Reproduce all of the listing below without alteration.

#### Given records ####

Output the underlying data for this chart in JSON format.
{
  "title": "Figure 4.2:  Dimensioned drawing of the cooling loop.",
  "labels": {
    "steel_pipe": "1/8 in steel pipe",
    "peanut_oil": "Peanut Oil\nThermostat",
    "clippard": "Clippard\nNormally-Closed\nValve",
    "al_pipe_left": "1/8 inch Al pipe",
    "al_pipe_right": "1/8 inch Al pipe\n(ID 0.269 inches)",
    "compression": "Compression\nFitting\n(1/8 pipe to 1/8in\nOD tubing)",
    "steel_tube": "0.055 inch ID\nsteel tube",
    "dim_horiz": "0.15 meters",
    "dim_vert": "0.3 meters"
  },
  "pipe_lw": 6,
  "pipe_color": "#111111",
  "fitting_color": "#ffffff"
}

####

● **Task output**
Output the underlying data for this chart in JSON format.
{
  "title": "Figure 4.2:  Dimensioned drawing of the cooling loop.",
  "labels": {
    "steel_pipe": "1/8 in steel pipe",
    "peanut_oil": "Peanut Oil\nThermostat",
    "clippard": "Clippard\nNormally-Closed\nValve",
    "al_pipe_left": "1/8 inch Al pipe",
    "al_pipe_right": "1/8 inch Al pipe\n(ID 0.269 inches)",
    "compression": "Compression\nFitting\n(1/8 pipe to 1/8in\nOD tubing)",
    "steel_tube": "0.055 inch ID\nsteel tube",
    "dim_horiz": "0.15 meters",
    "dim_vert": "0.3 meters"
  },
  "pipe_lw": 6,
  "pipe_color": "#111111",
  "fitting_color": "#ffffff"
}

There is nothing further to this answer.